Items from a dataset
+ + + + + + +

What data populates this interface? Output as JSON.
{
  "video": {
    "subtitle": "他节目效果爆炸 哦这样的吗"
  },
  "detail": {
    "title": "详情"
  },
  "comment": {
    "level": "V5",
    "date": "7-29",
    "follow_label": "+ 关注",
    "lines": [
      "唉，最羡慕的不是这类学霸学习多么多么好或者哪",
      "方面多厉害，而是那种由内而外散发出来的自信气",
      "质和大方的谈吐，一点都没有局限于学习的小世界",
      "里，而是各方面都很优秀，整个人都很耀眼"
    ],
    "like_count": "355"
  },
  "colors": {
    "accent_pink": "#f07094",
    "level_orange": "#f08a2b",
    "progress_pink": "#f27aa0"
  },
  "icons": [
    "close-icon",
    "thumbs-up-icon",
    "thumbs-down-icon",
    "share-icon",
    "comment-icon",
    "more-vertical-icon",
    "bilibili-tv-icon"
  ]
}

+ + + + + + +

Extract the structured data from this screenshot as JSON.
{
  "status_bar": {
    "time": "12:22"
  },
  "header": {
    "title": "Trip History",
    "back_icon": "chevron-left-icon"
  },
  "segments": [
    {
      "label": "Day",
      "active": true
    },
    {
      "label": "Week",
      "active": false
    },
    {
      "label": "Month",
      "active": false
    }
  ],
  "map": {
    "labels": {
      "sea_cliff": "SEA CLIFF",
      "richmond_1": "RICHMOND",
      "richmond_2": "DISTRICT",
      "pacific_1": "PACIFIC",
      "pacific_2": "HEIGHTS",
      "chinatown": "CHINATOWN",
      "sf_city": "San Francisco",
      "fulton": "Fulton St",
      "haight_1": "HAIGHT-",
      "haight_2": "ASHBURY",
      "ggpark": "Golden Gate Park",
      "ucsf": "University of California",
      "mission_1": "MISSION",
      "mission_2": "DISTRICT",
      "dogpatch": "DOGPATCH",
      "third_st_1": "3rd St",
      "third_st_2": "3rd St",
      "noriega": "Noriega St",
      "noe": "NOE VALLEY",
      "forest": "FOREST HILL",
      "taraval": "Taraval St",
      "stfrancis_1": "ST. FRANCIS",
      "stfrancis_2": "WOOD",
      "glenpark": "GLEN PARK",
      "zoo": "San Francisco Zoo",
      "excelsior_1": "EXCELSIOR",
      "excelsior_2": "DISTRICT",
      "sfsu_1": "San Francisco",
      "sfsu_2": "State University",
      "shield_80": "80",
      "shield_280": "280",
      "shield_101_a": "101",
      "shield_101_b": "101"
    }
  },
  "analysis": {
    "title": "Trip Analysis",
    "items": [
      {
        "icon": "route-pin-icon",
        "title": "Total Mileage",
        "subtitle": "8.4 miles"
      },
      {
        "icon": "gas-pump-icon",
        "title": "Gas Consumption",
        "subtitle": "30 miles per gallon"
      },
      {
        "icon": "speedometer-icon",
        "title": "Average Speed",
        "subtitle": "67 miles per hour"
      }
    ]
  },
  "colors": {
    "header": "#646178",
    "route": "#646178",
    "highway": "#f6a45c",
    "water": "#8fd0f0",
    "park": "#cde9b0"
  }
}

+ + + + + + +

» **EXERCISE INSTRUCTIONS**:
Extract each line from the entries above that contains the string "Francisco".

» **THE COMPLETED TASK**:
      "sf_city": "San Francisco",
      "zoo": "San Francisco Zoo",
      "sfsu_1": "San Francisco",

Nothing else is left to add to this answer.